**What you will do**: Only a number is wanted: how many lines in these records contain the word "عالى"?
··········
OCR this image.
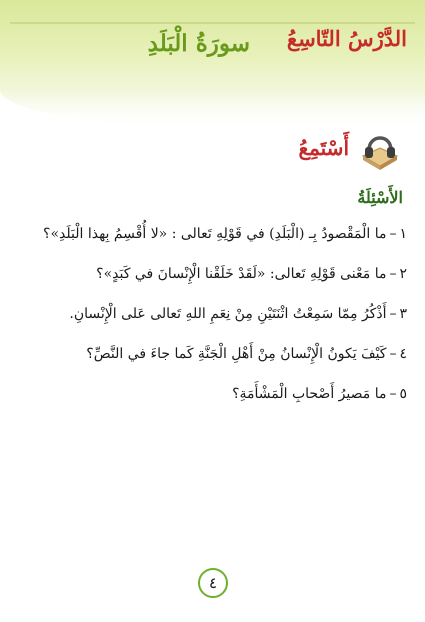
الدَّرْسُ التّاسِعُ
سورَةُ الْبَلَدِ
أَسْتَمِعُ
الأَسْئِلَةُ
١
–
ما الْمَقْصودُ بِـ (الْبَلَدِ) في قَوْلِهِ تَعالى : «لا أُقْسِمُ بِهذا الْبَلَدِ»؟
٢
–
ما مَعْنى قَوْلِهِ تَعالى: «لَقَدْ خَلَقْنا الْإِنْسانَ في كَبَدٍ»؟
٣
–
أَذْكُرُ مِمّا سَمِعْتُ اثْنَتَيْنِ مِنْ نِعَمِ اللهِ تَعالى عَلى الْإِنْسانِ.
٤
–
كَيْفَ يَكونُ الْإِنْسانُ مِنْ أَهْلِ الْجَنَّةِ كَما جاءَ في النَّصِّ؟
٥
–
ما مَصيرُ أَصْحابِ الْمَشْأَمَةِ؟
٤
··········
**Worked answer**: 3